Written task
Give the number of lines in the data that contain "Barbara", and nothing more.

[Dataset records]
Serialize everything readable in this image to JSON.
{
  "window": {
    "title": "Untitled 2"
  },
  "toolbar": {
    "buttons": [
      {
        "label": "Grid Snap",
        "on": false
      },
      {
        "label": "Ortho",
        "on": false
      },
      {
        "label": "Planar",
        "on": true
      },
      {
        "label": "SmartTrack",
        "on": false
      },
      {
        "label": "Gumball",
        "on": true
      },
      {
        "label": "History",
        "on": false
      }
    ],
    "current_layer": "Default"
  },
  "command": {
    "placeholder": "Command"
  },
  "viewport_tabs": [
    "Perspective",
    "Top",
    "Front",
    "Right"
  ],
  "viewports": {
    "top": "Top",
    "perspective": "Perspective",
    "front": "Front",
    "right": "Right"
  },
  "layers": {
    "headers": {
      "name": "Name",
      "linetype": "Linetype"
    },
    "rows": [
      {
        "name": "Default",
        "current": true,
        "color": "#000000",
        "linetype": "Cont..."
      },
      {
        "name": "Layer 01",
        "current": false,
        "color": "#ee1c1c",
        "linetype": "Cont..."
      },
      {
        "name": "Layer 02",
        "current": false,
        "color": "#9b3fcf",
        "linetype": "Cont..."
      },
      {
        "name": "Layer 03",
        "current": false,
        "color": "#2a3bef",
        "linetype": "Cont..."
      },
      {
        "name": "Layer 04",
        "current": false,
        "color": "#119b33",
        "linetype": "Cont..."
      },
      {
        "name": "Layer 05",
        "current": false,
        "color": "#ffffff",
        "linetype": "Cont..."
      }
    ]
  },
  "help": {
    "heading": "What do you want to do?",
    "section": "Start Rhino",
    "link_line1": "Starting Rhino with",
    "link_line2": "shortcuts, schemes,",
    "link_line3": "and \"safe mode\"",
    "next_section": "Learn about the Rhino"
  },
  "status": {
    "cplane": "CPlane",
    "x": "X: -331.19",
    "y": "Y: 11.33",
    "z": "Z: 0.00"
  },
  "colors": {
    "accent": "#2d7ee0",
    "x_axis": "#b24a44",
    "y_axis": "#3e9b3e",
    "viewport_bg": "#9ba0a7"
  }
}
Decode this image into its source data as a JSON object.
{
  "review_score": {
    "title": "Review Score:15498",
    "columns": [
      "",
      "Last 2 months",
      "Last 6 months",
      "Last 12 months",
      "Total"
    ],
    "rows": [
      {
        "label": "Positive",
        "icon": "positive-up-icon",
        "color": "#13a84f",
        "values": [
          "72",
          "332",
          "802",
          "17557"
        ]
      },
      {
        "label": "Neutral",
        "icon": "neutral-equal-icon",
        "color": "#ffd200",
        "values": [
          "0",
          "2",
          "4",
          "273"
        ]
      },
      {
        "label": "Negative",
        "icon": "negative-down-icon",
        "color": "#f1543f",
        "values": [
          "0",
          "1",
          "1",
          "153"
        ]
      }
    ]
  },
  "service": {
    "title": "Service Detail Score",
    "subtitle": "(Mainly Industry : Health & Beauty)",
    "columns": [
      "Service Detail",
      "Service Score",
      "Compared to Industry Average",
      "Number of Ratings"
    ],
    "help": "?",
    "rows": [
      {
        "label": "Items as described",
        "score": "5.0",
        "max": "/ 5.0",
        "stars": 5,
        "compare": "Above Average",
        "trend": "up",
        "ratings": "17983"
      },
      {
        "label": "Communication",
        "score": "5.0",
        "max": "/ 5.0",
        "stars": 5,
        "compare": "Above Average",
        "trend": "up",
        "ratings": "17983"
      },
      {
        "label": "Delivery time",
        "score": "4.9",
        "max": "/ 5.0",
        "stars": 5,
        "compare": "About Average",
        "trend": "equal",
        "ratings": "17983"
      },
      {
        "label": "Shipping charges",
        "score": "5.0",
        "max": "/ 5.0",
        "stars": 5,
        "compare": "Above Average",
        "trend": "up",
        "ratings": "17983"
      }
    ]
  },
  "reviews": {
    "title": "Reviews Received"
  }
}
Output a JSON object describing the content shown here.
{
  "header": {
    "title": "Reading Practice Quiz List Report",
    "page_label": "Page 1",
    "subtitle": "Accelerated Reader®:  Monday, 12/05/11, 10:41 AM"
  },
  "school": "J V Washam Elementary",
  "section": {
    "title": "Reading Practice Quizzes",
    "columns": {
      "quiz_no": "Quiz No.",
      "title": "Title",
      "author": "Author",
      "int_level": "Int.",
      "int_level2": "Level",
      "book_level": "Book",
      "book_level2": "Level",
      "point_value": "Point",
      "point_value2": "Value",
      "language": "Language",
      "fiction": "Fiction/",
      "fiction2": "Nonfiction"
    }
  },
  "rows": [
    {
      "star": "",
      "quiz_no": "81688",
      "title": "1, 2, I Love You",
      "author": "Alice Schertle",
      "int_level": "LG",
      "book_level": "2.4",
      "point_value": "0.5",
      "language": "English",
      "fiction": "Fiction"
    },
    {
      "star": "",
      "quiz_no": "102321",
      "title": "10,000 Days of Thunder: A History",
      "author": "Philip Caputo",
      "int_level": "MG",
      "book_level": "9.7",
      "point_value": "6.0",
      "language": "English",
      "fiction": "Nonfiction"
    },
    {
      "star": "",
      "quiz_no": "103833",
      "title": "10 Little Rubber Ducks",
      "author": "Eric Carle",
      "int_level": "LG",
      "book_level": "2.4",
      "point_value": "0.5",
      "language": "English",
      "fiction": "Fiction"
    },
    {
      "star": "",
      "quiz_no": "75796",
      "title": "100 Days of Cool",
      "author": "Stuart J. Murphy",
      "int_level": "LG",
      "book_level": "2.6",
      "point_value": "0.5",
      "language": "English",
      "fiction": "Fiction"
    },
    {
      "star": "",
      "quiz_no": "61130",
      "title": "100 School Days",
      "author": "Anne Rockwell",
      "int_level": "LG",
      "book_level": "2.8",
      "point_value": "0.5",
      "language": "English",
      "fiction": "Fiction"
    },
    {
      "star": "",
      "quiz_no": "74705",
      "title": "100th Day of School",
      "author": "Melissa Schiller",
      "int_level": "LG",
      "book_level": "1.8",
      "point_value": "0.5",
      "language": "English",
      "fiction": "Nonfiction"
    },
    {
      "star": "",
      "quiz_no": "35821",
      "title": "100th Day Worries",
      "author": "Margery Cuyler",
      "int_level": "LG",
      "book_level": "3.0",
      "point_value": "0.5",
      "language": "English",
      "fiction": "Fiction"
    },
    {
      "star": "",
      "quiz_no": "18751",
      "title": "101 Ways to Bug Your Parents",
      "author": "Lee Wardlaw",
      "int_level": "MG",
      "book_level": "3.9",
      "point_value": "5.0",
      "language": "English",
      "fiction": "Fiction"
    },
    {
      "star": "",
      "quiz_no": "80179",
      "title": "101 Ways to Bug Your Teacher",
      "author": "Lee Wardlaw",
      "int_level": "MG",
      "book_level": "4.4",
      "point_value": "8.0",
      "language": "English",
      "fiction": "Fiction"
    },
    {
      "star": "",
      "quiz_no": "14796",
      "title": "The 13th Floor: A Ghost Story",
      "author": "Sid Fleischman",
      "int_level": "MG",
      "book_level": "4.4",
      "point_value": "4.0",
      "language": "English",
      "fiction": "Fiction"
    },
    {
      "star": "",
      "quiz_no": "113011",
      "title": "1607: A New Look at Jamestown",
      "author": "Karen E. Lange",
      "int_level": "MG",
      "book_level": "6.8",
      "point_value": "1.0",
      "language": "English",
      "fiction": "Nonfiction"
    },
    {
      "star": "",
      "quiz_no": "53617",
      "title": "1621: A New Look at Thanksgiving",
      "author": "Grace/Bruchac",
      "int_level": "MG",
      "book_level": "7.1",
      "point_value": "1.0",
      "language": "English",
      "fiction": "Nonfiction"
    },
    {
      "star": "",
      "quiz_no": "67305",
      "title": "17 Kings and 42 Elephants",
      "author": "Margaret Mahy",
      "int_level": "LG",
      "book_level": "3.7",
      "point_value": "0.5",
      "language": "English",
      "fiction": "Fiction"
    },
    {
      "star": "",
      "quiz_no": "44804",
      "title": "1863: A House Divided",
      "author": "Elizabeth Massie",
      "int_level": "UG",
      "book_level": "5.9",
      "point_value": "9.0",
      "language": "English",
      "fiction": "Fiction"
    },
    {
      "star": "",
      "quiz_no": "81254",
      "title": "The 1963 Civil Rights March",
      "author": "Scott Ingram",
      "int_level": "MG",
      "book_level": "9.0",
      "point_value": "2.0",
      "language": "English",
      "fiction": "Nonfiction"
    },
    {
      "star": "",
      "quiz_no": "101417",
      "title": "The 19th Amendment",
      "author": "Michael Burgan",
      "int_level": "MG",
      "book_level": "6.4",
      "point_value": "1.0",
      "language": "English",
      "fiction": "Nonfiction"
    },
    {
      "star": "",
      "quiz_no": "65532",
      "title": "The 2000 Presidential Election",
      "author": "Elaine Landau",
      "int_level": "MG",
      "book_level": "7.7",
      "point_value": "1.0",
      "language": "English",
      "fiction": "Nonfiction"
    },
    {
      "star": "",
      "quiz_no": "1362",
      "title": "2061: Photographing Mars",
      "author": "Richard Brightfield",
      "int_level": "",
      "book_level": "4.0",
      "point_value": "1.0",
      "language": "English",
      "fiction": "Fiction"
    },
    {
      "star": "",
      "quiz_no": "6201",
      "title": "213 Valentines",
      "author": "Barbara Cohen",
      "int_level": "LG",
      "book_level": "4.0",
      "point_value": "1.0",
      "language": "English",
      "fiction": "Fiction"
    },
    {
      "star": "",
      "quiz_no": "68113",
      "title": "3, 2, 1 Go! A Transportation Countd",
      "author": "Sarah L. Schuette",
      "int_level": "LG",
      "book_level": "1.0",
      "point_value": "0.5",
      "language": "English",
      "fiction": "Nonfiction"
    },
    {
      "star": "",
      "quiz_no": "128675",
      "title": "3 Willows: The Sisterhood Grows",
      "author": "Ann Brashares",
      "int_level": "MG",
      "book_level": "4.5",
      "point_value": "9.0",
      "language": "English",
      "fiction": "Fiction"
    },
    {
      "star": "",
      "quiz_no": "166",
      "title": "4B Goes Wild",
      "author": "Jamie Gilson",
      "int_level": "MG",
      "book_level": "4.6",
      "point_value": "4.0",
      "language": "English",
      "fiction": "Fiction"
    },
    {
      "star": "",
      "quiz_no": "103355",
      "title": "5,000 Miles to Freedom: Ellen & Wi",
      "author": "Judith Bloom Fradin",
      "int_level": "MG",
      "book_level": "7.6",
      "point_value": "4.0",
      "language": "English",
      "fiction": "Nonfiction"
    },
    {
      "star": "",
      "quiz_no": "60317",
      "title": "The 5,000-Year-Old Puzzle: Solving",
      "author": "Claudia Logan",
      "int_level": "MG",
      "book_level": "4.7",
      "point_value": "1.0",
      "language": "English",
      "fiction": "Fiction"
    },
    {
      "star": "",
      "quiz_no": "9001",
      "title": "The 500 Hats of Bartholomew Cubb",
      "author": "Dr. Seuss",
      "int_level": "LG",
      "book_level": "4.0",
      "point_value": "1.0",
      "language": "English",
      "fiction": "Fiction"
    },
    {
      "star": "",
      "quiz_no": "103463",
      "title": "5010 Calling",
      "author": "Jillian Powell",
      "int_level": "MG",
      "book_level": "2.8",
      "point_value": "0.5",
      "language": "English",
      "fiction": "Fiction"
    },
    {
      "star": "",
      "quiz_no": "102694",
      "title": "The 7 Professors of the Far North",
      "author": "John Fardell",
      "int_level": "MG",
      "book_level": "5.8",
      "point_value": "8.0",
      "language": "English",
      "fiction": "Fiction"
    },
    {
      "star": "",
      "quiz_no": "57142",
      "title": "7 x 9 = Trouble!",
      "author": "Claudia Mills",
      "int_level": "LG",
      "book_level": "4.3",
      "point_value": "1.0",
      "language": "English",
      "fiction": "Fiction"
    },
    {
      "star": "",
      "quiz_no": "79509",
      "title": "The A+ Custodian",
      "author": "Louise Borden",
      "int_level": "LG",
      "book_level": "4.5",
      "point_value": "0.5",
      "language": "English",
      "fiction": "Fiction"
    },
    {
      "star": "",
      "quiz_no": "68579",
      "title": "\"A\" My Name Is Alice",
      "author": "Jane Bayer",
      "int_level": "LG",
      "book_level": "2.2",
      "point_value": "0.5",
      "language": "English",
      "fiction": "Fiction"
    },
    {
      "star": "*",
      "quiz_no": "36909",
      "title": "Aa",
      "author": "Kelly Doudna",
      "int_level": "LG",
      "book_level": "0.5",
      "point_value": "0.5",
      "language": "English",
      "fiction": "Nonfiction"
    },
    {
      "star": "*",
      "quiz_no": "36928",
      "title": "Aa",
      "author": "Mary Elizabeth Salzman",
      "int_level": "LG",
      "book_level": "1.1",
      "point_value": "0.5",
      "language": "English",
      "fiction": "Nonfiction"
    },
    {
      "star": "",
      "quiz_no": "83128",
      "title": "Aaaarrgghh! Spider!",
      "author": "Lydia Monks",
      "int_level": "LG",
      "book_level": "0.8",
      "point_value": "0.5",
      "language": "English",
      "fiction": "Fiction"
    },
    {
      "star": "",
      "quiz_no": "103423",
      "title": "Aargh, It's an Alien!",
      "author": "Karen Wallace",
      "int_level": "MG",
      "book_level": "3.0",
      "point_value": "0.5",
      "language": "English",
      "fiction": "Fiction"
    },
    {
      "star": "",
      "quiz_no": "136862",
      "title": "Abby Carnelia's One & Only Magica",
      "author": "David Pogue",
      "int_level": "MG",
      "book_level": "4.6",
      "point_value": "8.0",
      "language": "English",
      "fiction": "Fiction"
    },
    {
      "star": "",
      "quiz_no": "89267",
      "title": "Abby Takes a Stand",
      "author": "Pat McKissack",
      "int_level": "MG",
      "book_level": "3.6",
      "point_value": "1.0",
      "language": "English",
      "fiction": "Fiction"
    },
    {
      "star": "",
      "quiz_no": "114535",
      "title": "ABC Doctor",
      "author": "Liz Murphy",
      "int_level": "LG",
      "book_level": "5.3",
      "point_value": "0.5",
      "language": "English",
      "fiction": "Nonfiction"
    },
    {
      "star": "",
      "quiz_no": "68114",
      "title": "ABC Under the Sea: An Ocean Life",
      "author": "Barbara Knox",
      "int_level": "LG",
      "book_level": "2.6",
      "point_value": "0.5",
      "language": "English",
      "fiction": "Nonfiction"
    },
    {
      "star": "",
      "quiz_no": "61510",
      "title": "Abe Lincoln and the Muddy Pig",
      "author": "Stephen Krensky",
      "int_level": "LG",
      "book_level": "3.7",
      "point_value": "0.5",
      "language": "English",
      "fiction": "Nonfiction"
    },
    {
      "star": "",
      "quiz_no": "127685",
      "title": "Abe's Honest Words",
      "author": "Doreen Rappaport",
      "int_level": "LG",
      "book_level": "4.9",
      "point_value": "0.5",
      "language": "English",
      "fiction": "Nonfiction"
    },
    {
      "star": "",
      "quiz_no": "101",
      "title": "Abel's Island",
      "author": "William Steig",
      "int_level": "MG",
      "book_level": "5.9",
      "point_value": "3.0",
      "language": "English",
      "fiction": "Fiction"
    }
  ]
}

Written reply
2